* **Written request**
State how many lines of the entries hold the string "PARKING". Reply with the number alone.

* **Material provided**

_ _ _ _

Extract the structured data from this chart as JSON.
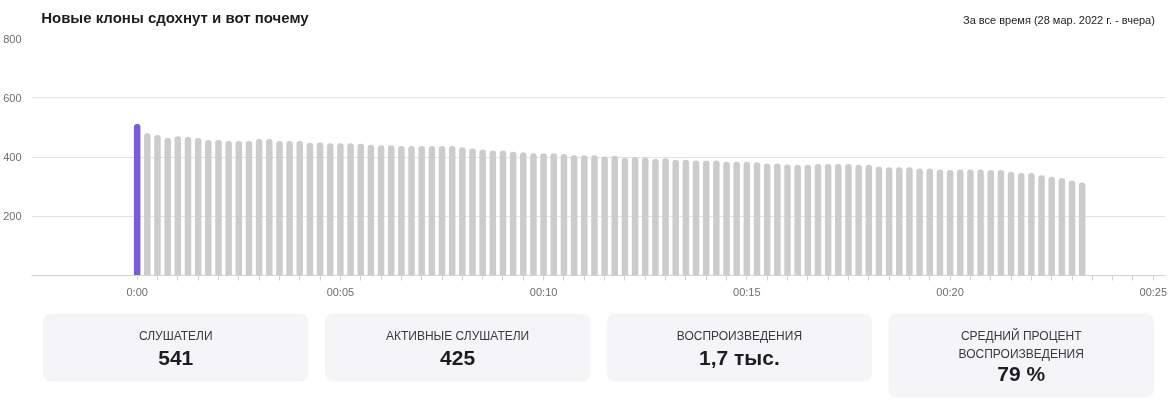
{
  "chart_data": [
    {
      "type": "bar",
      "title": "Новые клоны сдохнут и вот почему",
      "subtitle": "За все время (28 мар. 2022 г. - вчера)",
      "x": [
        0,
        0.25,
        0.5,
        0.75,
        1,
        1.25,
        1.5,
        1.75,
        2,
        2.25,
        2.5,
        2.75,
        3,
        3.25,
        3.5,
        3.75,
        4,
        4.25,
        4.5,
        4.75,
        5,
        5.25,
        5.5,
        5.75,
        6,
        6.25,
        6.5,
        6.75,
        7,
        7.25,
        7.5,
        7.75,
        8,
        8.25,
        8.5,
        8.75,
        9,
        9.25,
        9.5,
        9.75,
        10,
        10.25,
        10.5,
        10.75,
        11,
        11.25,
        11.5,
        11.75,
        12,
        12.25,
        12.5,
        12.75,
        13,
        13.25,
        13.5,
        13.75,
        14,
        14.25,
        14.5,
        14.75,
        15,
        15.25,
        15.5,
        15.75,
        16,
        16.25,
        16.5,
        16.75,
        17,
        17.25,
        17.5,
        17.75,
        18,
        18.25,
        18.5,
        18.75,
        19,
        19.25,
        19.5,
        19.75,
        20,
        20.25,
        20.5,
        20.75,
        21,
        21.25,
        21.5,
        21.75,
        22,
        22.25,
        22.5,
        22.75,
        23,
        23.25
      ],
      "values": [
        511,
        480,
        474,
        465,
        470,
        468,
        464,
        457,
        457,
        454,
        454,
        454,
        461,
        461,
        454,
        454,
        454,
        448,
        449,
        446,
        446,
        446,
        445,
        441,
        440,
        440,
        437,
        437,
        437,
        437,
        437,
        437,
        433,
        429,
        425,
        422,
        422,
        418,
        416,
        413,
        413,
        413,
        410,
        406,
        406,
        406,
        402,
        404,
        397,
        399,
        398,
        393,
        396,
        391,
        391,
        388,
        388,
        388,
        384,
        384,
        384,
        382,
        378,
        378,
        375,
        374,
        374,
        376,
        376,
        376,
        376,
        374,
        374,
        368,
        365,
        365,
        365,
        361,
        361,
        358,
        356,
        358,
        358,
        358,
        356,
        356,
        350,
        346,
        346,
        338,
        333,
        329,
        321,
        314
      ],
      "colors": [
        "#7b5bd9",
        "#cccccc",
        "#cccccc",
        "#cccccc",
        "#cccccc",
        "#cccccc",
        "#cccccc",
        "#cccccc",
        "#cccccc",
        "#cccccc",
        "#cccccc",
        "#cccccc",
        "#cccccc",
        "#cccccc",
        "#cccccc",
        "#cccccc",
        "#cccccc",
        "#cccccc",
        "#cccccc",
        "#cccccc",
        "#cccccc",
        "#cccccc",
        "#cccccc",
        "#cccccc",
        "#cccccc",
        "#cccccc",
        "#cccccc",
        "#cccccc",
        "#cccccc",
        "#cccccc",
        "#cccccc",
        "#cccccc",
        "#cccccc",
        "#cccccc",
        "#cccccc",
        "#cccccc",
        "#cccccc",
        "#cccccc",
        "#cccccc",
        "#cccccc",
        "#cccccc",
        "#cccccc",
        "#cccccc",
        "#cccccc",
        "#cccccc",
        "#cccccc",
        "#cccccc",
        "#cccccc",
        "#cccccc",
        "#cccccc",
        "#cccccc",
        "#cccccc",
        "#cccccc",
        "#cccccc",
        "#cccccc",
        "#cccccc",
        "#cccccc",
        "#cccccc",
        "#cccccc",
        "#cccccc",
        "#cccccc",
        "#cccccc",
        "#cccccc",
        "#cccccc",
        "#cccccc",
        "#cccccc",
        "#cccccc",
        "#cccccc",
        "#cccccc",
        "#cccccc",
        "#cccccc",
        "#cccccc",
        "#cccccc",
        "#cccccc",
        "#cccccc",
        "#cccccc",
        "#cccccc",
        "#cccccc",
        "#cccccc",
        "#cccccc",
        "#cccccc",
        "#cccccc",
        "#cccccc",
        "#cccccc",
        "#cccccc",
        "#cccccc",
        "#cccccc",
        "#cccccc",
        "#cccccc",
        "#cccccc",
        "#cccccc",
        "#cccccc",
        "#cccccc",
        "#cccccc"
      ],
      "xlim": [
        -2.6,
        25.3
      ],
      "ylim": [
        0,
        800
      ],
      "xticks": [
        {
          "value": 0,
          "label": "0:00"
        },
        {
          "value": 0.5,
          "label": null
        },
        {
          "value": 1,
          "label": null
        },
        {
          "value": 1.5,
          "label": null
        },
        {
          "value": 2,
          "label": null
        },
        {
          "value": 2.5,
          "label": null
        },
        {
          "value": 3,
          "label": null
        },
        {
          "value": 3.5,
          "label": null
        },
        {
          "value": 4,
          "label": null
        },
        {
          "value": 4.5,
          "label": null
        },
        {
          "value": 5,
          "label": "00:05"
        },
        {
          "value": 5.5,
          "label": null
        },
        {
          "value": 6,
          "label": null
        },
        {
          "value": 6.5,
          "label": null
        },
        {
          "value": 7,
          "label": null
        },
        {
          "value": 7.5,
          "label": null
        },
        {
          "value": 8,
          "label": null
        },
        {
          "value": 8.5,
          "label": null
        },
        {
          "value": 9,
          "label": null
        },
        {
          "value": 9.5,
          "label": null
        },
        {
          "value": 10,
          "label": "00:10"
        },
        {
          "value": 10.5,
          "label": null
        },
        {
          "value": 11,
          "label": null
        },
        {
          "value": 11.5,
          "label": null
        },
        {
          "value": 12,
          "label": null
        },
        {
          "value": 12.5,
          "label": null
        },
        {
          "value": 13,
          "label": null
        },
        {
          "value": 13.5,
          "label": null
        },
        {
          "value": 14,
          "label": null
        },
        {
          "value": 14.5,
          "label": null
        },
        {
          "value": 15,
          "label": "00:15"
        },
        {
          "value": 15.5,
          "label": null
        },
        {
          "value": 16,
          "label": null
        },
        {
          "value": 16.5,
          "label": null
        },
        {
          "value": 17,
          "label": null
        },
        {
          "value": 17.5,
          "label": null
        },
        {
          "value": 18,
          "label": null
        },
        {
          "value": 18.5,
          "label": null
        },
        {
          "value": 19,
          "label": null
        },
        {
          "value": 19.5,
          "label": null
        },
        {
          "value": 20,
          "label": "00:20"
        },
        {
          "value": 20.5,
          "label": null
        },
        {
          "value": 21,
          "label": null
        },
        {
          "value": 21.5,
          "label": null
        },
        {
          "value": 22,
          "label": null
        },
        {
          "value": 22.5,
          "label": null
        },
        {
          "value": 23,
          "label": null
        },
        {
          "value": 23.5,
          "label": null
        },
        {
          "value": 24,
          "label": null
        },
        {
          "value": 24.5,
          "label": null
        },
        {
          "value": 25,
          "label": "00:25"
        }
      ],
      "yticks": [
        {
          "value": 0,
          "label": null
        },
        200,
        400,
        600,
        800
      ],
      "grid": "y"
    },
    {
      "type": "other",
      "annotations": [
        "СЛУШАТЕЛИ",
        "541",
        "АКТИВНЫЕ СЛУШАТЕЛИ",
        "425",
        "ВОСПРОИЗВЕДЕНИЯ",
        "1,7 тыс.",
        "СРЕДНИЙ ПРОЦЕНТ ВОСПРОИЗВЕДЕНИЯ",
        "79 %"
      ]
    }
  ]
}
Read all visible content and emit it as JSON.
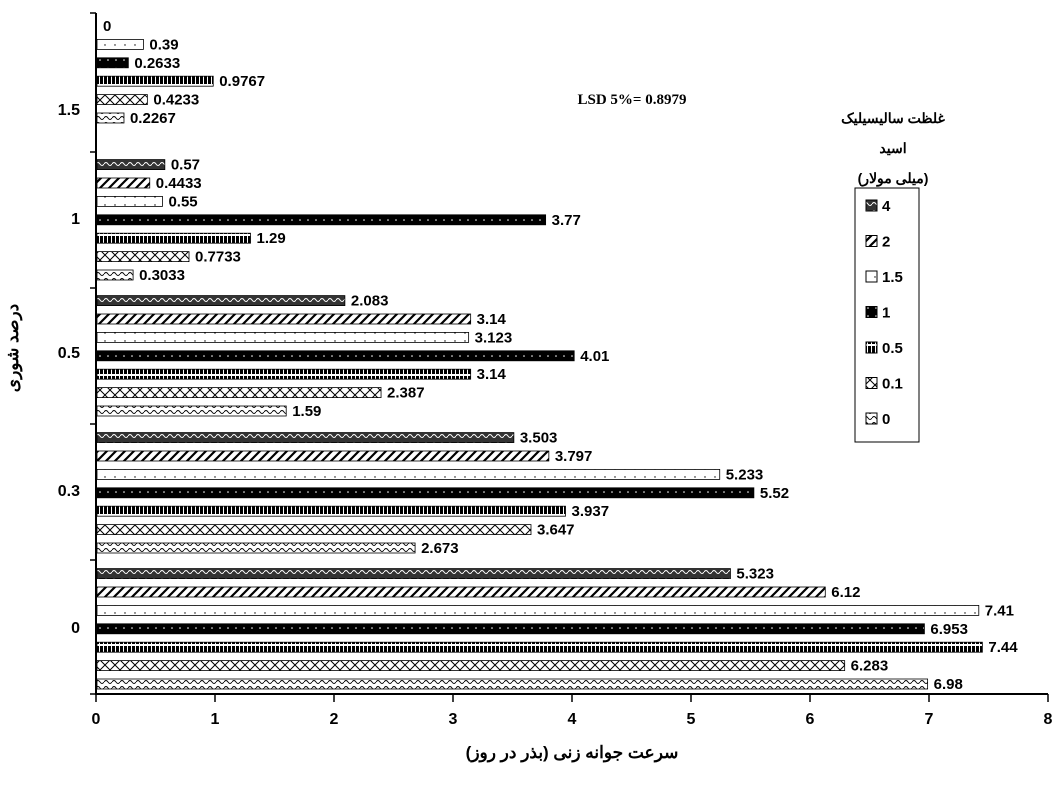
{
  "chart_data": {
    "type": "bar",
    "orientation": "horizontal",
    "title": "",
    "xlabel": "سرعت جوانه زنی (بذر در روز)",
    "ylabel": "درصد شوری",
    "xlim": [
      0,
      8
    ],
    "xticks": [
      "0",
      "1",
      "2",
      "3",
      "4",
      "5",
      "6",
      "7",
      "8"
    ],
    "categories": [
      "0",
      "0.3",
      "0.5",
      "1",
      "1.5"
    ],
    "legend_title": [
      "غلظت سالیسیلیک",
      "اسید",
      "(میلی مولار)"
    ],
    "legend_position": "right",
    "annotation": "LSD 5%= 0.8979",
    "series": [
      {
        "name": "0",
        "values": [
          6.98,
          2.673,
          1.59,
          0.3033,
          0.2267
        ],
        "labels": [
          "6.98",
          "2.673",
          "1.59",
          "0.3033",
          "0.2267"
        ]
      },
      {
        "name": "0.1",
        "values": [
          6.283,
          3.647,
          2.387,
          0.7733,
          0.4233
        ],
        "labels": [
          "6.283",
          "3.647",
          "2.387",
          "0.7733",
          "0.4233"
        ]
      },
      {
        "name": "0.5",
        "values": [
          7.44,
          3.937,
          3.14,
          1.29,
          0.9767
        ],
        "labels": [
          "7.44",
          "3.937",
          "3.14",
          "1.29",
          "0.9767"
        ]
      },
      {
        "name": "1",
        "values": [
          6.953,
          5.52,
          4.01,
          3.77,
          0.2633
        ],
        "labels": [
          "6.953",
          "5.52",
          "4.01",
          "3.77",
          "0.2633"
        ]
      },
      {
        "name": "1.5",
        "values": [
          7.41,
          5.233,
          3.123,
          0.55,
          0.39
        ],
        "labels": [
          "7.41",
          "5.233",
          "3.123",
          "0.55",
          "0.39"
        ]
      },
      {
        "name": "2",
        "values": [
          6.12,
          3.797,
          3.14,
          0.4433,
          0
        ],
        "labels": [
          "6.12",
          "3.797",
          "3.14",
          "0.4433",
          "0"
        ]
      },
      {
        "name": "4",
        "values": [
          5.323,
          3.503,
          2.083,
          0.57,
          null
        ],
        "labels": [
          "5.323",
          "3.503",
          "2.083",
          "0.57",
          ""
        ]
      }
    ],
    "grid": false
  }
}
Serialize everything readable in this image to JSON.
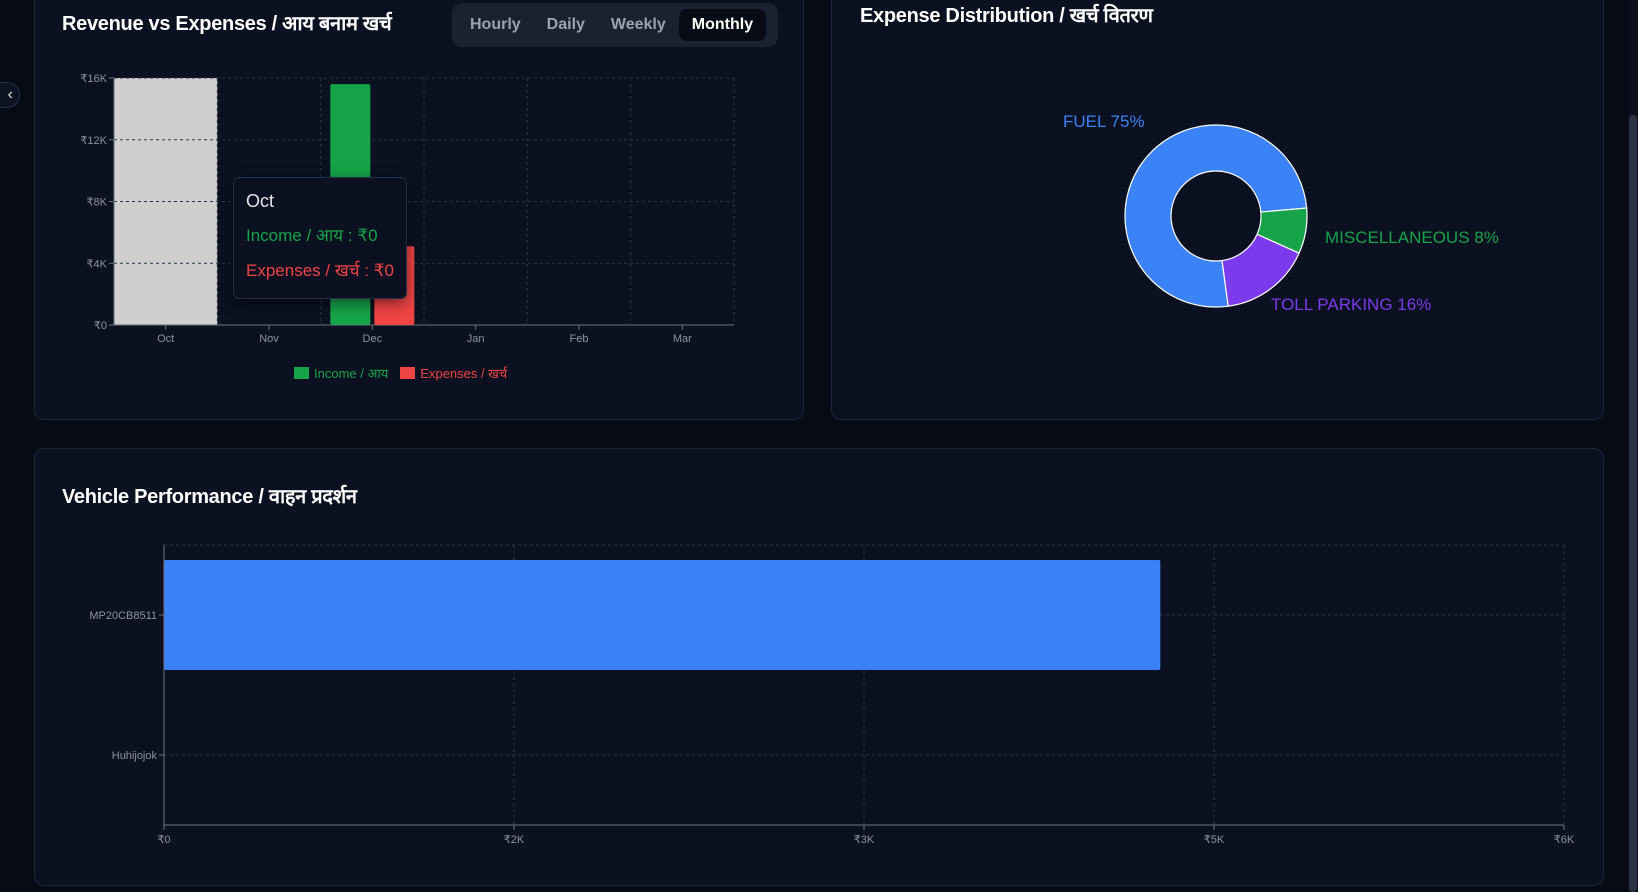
{
  "revenue_card": {
    "title": "Revenue vs Expenses / आय बनाम खर्च",
    "tabs": [
      {
        "label": "Hourly",
        "active": false
      },
      {
        "label": "Daily",
        "active": false
      },
      {
        "label": "Weekly",
        "active": false
      },
      {
        "label": "Monthly",
        "active": true
      }
    ],
    "tooltip": {
      "title": "Oct",
      "income_line": "Income / आय : ₹0",
      "expense_line": "Expenses / खर्च : ₹0"
    }
  },
  "expense_card": {
    "title": "Expense Distribution / खर्च वितरण"
  },
  "vehicle_card": {
    "title": "Vehicle Performance / वाहन प्रदर्शन"
  },
  "colors": {
    "income": "#16a34a",
    "expenses": "#ef4444",
    "fuel": "#3b82f6",
    "misc": "#16a34a",
    "toll": "#7c3aed",
    "vehicle_bar": "#3b82f6",
    "hover_band": "#cfcfcf"
  },
  "chart_data": [
    {
      "type": "bar",
      "categories": [
        "Oct",
        "Nov",
        "Dec",
        "Jan",
        "Feb",
        "Mar"
      ],
      "series": [
        {
          "name": "Income / आय",
          "values": [
            0,
            0,
            15600,
            0,
            0,
            0
          ]
        },
        {
          "name": "Expenses / खर्च",
          "values": [
            0,
            0,
            5100,
            0,
            0,
            0
          ]
        }
      ],
      "yticks": [
        "₹0",
        "₹4K",
        "₹8K",
        "₹12K",
        "₹16K"
      ],
      "ylim": [
        0,
        16000
      ],
      "grid": true,
      "legend": "bottom",
      "hovered_category": "Oct"
    },
    {
      "type": "pie",
      "donut": true,
      "slices": [
        {
          "label": "FUEL",
          "pct_label": "FUEL 75%",
          "value": 75
        },
        {
          "label": "MISCELLANEOUS",
          "pct_label": "MISCELLANEOUS 8%",
          "value": 8
        },
        {
          "label": "TOLL PARKING",
          "pct_label": "TOLL PARKING 16%",
          "value": 16
        }
      ]
    },
    {
      "type": "bar",
      "orientation": "horizontal",
      "categories": [
        "MP20CB8511",
        "Huhijojok"
      ],
      "values": [
        4270,
        0
      ],
      "xticks": [
        "₹0",
        "₹2K",
        "₹3K",
        "₹5K",
        "₹6K"
      ],
      "xlim": [
        0,
        6000
      ],
      "grid": true
    }
  ]
}
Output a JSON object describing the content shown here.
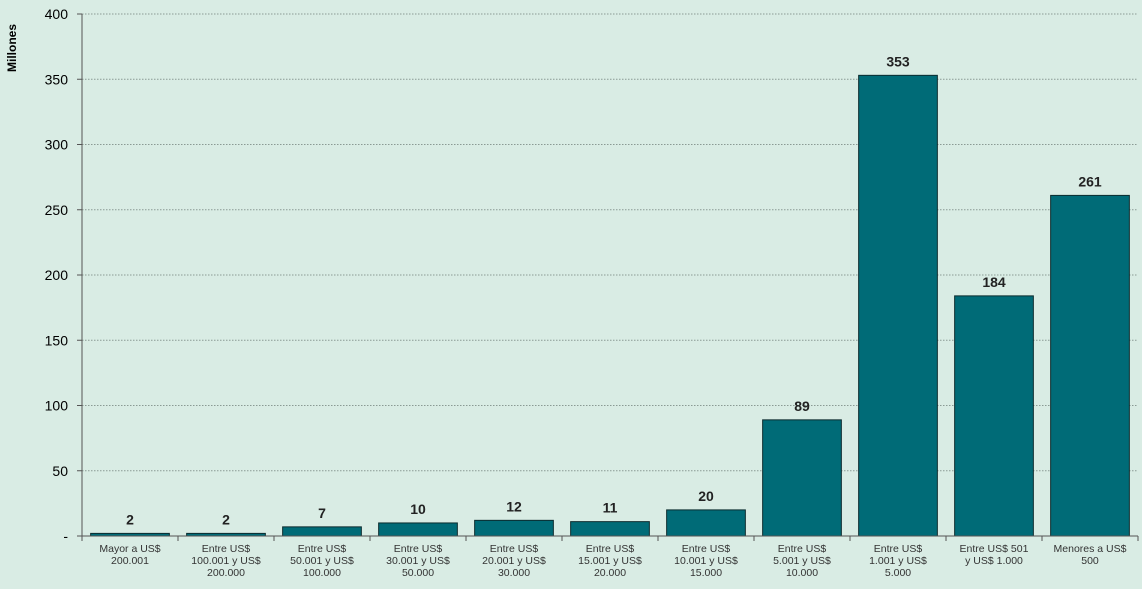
{
  "chart_data": {
    "type": "bar",
    "ylabel": "Millones",
    "ylim": [
      0,
      400
    ],
    "yticks": [
      0,
      50,
      100,
      150,
      200,
      250,
      300,
      350,
      400
    ],
    "ytick_labels": [
      "-",
      "50",
      "100",
      "150",
      "200",
      "250",
      "300",
      "350",
      "400"
    ],
    "grid": true,
    "bar_color": "#006b77",
    "categories": [
      [
        "Mayor a US$",
        "200.001"
      ],
      [
        "Entre US$",
        "100.001 y US$",
        "200.000"
      ],
      [
        "Entre US$",
        "50.001 y US$",
        "100.000"
      ],
      [
        "Entre US$",
        "30.001 y US$",
        "50.000"
      ],
      [
        "Entre US$",
        "20.001 y US$",
        "30.000"
      ],
      [
        "Entre US$",
        "15.001 y US$",
        "20.000"
      ],
      [
        "Entre US$",
        "10.001 y US$",
        "15.000"
      ],
      [
        "Entre US$",
        "5.001 y US$",
        "10.000"
      ],
      [
        "Entre US$",
        "1.001 y US$",
        "5.000"
      ],
      [
        "Entre US$ 501",
        "y US$ 1.000"
      ],
      [
        "Menores a US$",
        "500"
      ]
    ],
    "values": [
      2,
      2,
      7,
      10,
      12,
      11,
      20,
      89,
      353,
      184,
      261
    ],
    "data_labels": [
      "2",
      "2",
      "7",
      "10",
      "12",
      "11",
      "20",
      "89",
      "353",
      "184",
      "261"
    ]
  }
}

_ _ _ _

* **Worked answer**
2